Teks Bacaan:
:::::

• LAINYA

Salah satu konsep yang menyoroti hakikat manusia adalah jiwa yang diasosiasikan Alquran dengan berbagai kualitas. Di samping mengungkapkan sekian kualitas jiwa, beberapa ayat[1] juga menunjukkan bahwa realitas (hakikat) unik manusia adalah jiwanya, dan keberagaman jiwa adalah keberagaman sekunder yang, meskipun berkaitan dengan realitas manusia, tetapi ia berasal dari keberagaman aktualitas-aktualitasnya. Di banyak ayat, Hari Kiamat digambarkan sebagai masa kemunculan berbagai aktualitas manusia.[2]

Tampaknya, jiwa adalah suatu realitas pemeragu (haqīqat tasykīkī), memiliki derajat-derajat yang menampak dalam berbagai vase kehidupan. Sebagian derajat jiwa berubah menjadi aktual pada individu-individu yang berbeda. Alquran menyinggung derajat jiwa yang paling rendah dalam QS. Al-A’raf [7]: 179 dan QS. Al-Baqarah [2]: 74, dan derajat jiwa paling tinggi dalam QS. Al-Baqarah [2]: 31 dan QS. Al-An’am [6]: 75.

Penekanan atas fitrah sebagai hakikat satu-sama antarindividu manusia dalam QS. Al-Rum [30]: 30, seiring dengan deskripsi jiwa manusia yang satu dengan beragam kualitas dalam sejumlah ayat,[3] merupakan medan tantangan dalam antroposofi Islam. Dalam ayat, “Fitrah Allah yang dengannya Dia menciptakan manusia, tidak ada perubahan pada ciptaan Allah; itulah agama yang lurus”, kalimat “tidak ada perubahan ciptaan Allah” menyatakan kepermanenan fitrah manusia, juga frasa “fitrah Allah” menyatakan kemenentuanannya. Demikian frasa “Dia menciptakan manusia” dalam konteks ini juga mengungkapkan generalitas fitrah pada semua individu manusia sebagai realitas mereka yang satu-sama.

Lantas, bagaimana mengkompromikan kepermanenan dan kemenentuanan fitrah seperti yang dinyatakan oleh ayat ini dengan ketakmenentuan jiwa di ayat-ayat lain[4] yang menekankan variasi, keberagaman dan transformasi aktualitasnya?

Terkait masalah ini, ada dua pertanyaan yang harus segera dituntaskan:

Pertama, bagaimana mengatasi pertentangan antara kepermanenan fitrah seperti di QS. Al-Rum [30]: 30 dan kedinamisan/perubahan jiwa seperti di ayat, “Sesungguhnya Allah tidak akan mengubah keadaan suatu kaum, sampai mereka merubah yang ada di jiwa mereka” (QS. Al-Ra’d [13]: 11) dan ayat, “… hingga kaum itu mengubah apa yang ada pada jiwa mereka sendiri” (Ql-Anfal [8]: 53)?

Kedua, bagaimana memecahkan kontradiksi antara kemenentuan fitrah di QS. Al-Rum [30]: 30 dan ketakmenentuan jiwa seperti di ayat, “Sungguh Kami telah menunjukkan padanya jalan; ada yang bersyukur dan ada pula yang kufur” (QS. Al-Insan [76]: 3)?

:::::

Bahan yang Disediakan:

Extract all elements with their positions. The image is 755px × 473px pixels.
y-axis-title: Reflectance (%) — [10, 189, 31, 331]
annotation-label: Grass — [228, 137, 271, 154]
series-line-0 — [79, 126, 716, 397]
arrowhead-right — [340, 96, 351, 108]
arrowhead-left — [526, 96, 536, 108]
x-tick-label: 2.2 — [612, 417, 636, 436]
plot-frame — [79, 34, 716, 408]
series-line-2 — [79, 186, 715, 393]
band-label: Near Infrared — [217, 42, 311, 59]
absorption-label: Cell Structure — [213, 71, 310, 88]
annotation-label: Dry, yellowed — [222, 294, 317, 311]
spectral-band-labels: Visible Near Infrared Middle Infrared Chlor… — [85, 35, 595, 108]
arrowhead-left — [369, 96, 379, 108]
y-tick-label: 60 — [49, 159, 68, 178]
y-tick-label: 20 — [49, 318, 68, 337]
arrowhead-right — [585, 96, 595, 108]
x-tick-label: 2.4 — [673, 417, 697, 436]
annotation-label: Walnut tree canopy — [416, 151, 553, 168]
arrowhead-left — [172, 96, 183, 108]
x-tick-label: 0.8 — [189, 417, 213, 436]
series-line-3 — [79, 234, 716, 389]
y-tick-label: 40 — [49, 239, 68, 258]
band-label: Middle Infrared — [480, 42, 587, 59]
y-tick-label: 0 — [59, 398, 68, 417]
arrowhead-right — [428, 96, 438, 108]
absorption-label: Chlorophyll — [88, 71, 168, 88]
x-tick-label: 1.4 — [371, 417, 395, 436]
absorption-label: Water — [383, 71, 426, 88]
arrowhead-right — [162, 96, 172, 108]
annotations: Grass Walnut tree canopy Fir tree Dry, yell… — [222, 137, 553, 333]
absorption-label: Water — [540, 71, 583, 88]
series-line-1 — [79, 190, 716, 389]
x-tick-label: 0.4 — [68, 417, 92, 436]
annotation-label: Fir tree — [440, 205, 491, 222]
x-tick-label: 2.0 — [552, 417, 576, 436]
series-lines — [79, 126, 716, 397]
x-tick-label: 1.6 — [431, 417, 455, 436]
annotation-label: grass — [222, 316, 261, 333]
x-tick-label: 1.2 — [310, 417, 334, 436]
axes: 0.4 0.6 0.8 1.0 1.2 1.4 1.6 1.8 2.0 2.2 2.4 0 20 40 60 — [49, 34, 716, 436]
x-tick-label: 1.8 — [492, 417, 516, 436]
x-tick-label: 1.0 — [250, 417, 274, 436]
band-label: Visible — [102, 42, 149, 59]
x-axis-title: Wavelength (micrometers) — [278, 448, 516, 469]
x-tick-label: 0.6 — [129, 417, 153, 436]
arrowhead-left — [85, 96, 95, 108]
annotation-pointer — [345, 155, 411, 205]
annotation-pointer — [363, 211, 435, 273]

:::::

Jawab singkat dari teks tentang jiwa dalam Alquran.
(a) Ayat mana saja yang disebut menyinggung derajat jiwa paling rendah?
(b) Menurut teks, kalimat "tidak ada perubahan ciptaan Allah" menyatakan apa?
(c) Ayat mana yang dikutip untuk ketakmenentuan jiwa dalam pertanyaan kedua?

(a) QS. Al-A’raf [7]: 179 dan QS. Al-Baqarah [2]: 74.
(b) Kepermanenan fitrah manusia.
(c) QS. Al-Insan [76]: 3.